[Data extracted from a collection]

★ ★ ★ ★ ★

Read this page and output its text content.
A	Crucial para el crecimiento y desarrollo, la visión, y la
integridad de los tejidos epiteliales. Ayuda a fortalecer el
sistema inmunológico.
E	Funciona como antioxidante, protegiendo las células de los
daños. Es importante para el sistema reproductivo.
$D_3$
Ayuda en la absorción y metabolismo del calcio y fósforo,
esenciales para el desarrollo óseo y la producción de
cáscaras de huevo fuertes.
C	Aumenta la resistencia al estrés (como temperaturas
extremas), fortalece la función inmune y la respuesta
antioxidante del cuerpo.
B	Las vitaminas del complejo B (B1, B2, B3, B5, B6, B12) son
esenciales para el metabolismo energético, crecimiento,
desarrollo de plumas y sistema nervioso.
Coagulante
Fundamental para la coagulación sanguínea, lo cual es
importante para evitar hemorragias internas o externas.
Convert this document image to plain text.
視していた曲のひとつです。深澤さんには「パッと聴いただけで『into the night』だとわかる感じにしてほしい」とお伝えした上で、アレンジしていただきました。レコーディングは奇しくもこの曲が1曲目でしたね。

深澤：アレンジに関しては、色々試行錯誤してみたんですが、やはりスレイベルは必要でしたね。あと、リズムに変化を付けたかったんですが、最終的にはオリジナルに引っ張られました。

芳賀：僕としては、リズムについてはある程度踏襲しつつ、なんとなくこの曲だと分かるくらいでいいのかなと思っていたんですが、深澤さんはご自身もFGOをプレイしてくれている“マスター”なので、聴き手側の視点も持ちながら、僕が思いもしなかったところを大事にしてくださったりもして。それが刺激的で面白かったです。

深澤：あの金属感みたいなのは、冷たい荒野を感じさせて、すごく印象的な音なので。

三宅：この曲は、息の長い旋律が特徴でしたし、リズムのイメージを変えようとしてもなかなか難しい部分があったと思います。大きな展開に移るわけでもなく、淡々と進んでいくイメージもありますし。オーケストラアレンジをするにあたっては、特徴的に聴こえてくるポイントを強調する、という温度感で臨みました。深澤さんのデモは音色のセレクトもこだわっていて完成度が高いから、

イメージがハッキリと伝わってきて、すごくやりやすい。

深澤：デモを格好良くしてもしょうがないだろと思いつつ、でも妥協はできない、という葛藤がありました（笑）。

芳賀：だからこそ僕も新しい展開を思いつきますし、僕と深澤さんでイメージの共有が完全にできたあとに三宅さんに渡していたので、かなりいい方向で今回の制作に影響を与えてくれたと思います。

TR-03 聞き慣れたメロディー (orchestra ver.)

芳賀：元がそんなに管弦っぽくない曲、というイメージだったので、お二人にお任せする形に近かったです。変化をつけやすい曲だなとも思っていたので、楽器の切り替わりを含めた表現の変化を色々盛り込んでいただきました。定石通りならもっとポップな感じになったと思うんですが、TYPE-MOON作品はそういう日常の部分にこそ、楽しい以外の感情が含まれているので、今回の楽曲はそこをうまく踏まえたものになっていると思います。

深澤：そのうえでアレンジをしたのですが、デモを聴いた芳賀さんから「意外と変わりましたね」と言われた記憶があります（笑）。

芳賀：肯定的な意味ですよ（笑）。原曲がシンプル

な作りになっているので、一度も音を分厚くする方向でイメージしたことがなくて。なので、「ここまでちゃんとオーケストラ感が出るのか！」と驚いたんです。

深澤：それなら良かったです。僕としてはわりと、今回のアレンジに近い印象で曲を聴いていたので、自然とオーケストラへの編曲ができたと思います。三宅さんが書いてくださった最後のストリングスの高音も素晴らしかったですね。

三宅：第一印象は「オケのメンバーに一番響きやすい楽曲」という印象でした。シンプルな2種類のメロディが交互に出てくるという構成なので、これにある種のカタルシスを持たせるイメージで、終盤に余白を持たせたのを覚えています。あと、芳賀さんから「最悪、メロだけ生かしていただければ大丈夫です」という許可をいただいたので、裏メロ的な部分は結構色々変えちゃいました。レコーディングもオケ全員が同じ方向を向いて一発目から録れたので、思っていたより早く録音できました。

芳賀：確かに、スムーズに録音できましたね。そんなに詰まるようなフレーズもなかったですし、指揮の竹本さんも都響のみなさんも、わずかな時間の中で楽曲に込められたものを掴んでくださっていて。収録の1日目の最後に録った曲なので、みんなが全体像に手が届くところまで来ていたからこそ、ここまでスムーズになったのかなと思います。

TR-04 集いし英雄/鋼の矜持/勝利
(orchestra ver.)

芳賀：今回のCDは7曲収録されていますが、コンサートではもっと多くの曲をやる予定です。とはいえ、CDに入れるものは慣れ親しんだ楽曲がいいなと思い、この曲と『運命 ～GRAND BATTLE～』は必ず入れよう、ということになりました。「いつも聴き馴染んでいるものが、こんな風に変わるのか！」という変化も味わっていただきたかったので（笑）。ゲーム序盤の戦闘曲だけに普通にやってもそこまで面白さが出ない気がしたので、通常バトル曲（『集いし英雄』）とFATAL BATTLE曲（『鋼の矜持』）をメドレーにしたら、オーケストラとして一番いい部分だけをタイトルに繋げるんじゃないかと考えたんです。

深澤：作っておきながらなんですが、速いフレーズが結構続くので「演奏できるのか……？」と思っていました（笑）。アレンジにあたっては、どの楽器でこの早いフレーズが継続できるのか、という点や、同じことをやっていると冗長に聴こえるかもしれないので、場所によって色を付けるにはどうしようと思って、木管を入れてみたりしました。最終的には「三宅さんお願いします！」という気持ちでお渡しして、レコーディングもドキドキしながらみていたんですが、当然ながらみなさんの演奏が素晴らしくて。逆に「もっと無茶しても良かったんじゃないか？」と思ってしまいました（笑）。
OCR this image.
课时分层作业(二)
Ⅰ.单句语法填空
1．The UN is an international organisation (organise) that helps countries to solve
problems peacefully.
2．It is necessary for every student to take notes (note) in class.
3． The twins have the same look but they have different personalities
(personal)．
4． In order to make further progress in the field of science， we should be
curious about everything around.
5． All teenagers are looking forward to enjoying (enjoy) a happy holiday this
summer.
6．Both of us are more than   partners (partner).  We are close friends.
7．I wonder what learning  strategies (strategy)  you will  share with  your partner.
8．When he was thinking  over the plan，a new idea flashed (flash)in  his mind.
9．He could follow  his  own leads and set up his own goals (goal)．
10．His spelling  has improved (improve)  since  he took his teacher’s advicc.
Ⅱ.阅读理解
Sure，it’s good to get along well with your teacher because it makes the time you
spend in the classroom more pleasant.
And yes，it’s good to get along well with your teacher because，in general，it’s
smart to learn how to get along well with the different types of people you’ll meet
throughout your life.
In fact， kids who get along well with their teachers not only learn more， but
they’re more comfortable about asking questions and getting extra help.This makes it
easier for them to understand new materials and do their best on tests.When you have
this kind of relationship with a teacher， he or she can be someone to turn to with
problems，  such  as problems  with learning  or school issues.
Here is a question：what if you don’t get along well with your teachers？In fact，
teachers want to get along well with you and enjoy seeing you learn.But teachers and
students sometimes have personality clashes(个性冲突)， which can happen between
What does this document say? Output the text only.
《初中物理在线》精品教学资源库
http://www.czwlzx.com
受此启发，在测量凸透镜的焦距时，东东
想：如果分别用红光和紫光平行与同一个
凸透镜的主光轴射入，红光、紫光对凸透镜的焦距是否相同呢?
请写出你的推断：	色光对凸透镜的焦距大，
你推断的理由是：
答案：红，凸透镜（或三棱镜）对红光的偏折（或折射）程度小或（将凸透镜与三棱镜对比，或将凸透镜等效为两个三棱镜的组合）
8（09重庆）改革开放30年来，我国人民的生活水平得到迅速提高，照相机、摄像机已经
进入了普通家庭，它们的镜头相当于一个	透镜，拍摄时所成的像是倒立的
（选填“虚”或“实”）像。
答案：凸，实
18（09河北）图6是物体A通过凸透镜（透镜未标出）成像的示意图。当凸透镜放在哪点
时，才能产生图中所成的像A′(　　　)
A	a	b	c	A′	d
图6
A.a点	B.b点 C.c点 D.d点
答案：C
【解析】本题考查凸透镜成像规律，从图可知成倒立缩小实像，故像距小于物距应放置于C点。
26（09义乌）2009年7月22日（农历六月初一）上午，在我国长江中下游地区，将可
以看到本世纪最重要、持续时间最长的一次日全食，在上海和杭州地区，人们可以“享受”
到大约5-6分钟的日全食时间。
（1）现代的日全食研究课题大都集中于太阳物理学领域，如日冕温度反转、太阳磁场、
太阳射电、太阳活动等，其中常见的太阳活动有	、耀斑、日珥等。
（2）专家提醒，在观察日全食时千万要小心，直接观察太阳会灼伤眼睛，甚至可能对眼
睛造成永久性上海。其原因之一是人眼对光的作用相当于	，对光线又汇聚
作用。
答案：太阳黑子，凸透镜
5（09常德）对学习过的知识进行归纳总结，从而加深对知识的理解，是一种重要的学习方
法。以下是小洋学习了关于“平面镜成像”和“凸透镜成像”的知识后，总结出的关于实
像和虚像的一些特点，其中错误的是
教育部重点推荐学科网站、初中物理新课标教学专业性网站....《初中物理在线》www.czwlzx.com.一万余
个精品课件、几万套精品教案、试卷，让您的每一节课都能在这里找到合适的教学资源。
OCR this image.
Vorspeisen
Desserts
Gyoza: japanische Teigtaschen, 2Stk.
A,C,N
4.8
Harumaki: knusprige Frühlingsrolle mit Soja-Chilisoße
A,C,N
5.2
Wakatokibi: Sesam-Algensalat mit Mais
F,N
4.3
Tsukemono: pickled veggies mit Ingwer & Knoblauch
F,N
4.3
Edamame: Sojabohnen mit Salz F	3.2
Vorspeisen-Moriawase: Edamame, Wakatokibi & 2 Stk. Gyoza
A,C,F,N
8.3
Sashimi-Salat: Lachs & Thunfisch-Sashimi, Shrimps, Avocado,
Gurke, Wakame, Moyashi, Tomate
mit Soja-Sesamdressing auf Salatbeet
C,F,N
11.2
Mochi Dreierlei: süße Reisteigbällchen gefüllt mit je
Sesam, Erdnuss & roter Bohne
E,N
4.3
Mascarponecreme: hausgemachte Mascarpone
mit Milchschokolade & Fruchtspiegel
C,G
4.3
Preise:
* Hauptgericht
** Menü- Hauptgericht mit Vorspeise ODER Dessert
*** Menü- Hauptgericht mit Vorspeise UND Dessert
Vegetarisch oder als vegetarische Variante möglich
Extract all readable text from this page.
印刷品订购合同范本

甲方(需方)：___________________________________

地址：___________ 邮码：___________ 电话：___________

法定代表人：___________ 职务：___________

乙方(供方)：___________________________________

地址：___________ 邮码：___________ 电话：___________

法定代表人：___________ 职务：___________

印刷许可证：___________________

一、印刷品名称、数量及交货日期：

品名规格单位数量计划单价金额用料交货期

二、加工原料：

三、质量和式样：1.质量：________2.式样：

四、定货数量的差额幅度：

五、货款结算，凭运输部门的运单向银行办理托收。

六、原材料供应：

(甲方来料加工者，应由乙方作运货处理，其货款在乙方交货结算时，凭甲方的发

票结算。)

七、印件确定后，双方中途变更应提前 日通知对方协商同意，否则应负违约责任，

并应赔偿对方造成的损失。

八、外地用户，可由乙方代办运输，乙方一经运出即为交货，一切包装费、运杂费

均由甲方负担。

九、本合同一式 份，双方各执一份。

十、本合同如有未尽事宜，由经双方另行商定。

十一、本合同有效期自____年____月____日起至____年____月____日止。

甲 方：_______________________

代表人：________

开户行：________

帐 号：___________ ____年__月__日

★ ★ ★ ★ ★

WORK TO DO: Return exactly the lines of the data, and only those, from the line with "Extract all readable text from this page." through the last line, inclusive.

CORRECT ANSWER:
Extract all readable text from this page.
印刷品订购合同范本

甲方(需方)：___________________________________

地址：___________ 邮码：___________ 电话：___________

法定代表人：___________ 职务：___________

乙方(供方)：___________________________________

地址：___________ 邮码：___________ 电话：___________

法定代表人：___________ 职务：___________

印刷许可证：___________________

一、印刷品名称、数量及交货日期：

品名规格单位数量计划单价金额用料交货期

二、加工原料：

三、质量和式样：1.质量：________2.式样：

四、定货数量的差额幅度：

五、货款结算，凭运输部门的运单向银行办理托收。

六、原材料供应：

(甲方来料加工者，应由乙方作运货处理，其货款在乙方交货结算时，凭甲方的发

票结算。)

七、印件确定后，双方中途变更应提前 日通知对方协商同意，否则应负违约责任，

并应赔偿对方造成的损失。

八、外地用户，可由乙方代办运输，乙方一经运出即为交货，一切包装费、运杂费

均由甲方负担。

九、本合同一式 份，双方各执一份。

十、本合同如有未尽事宜，由经双方另行商定。

十一、本合同有效期自____年____月____日起至____年____月____日止。

甲 方：_______________________

代表人：________

开户行：________

帐 号：___________ ____年__月__日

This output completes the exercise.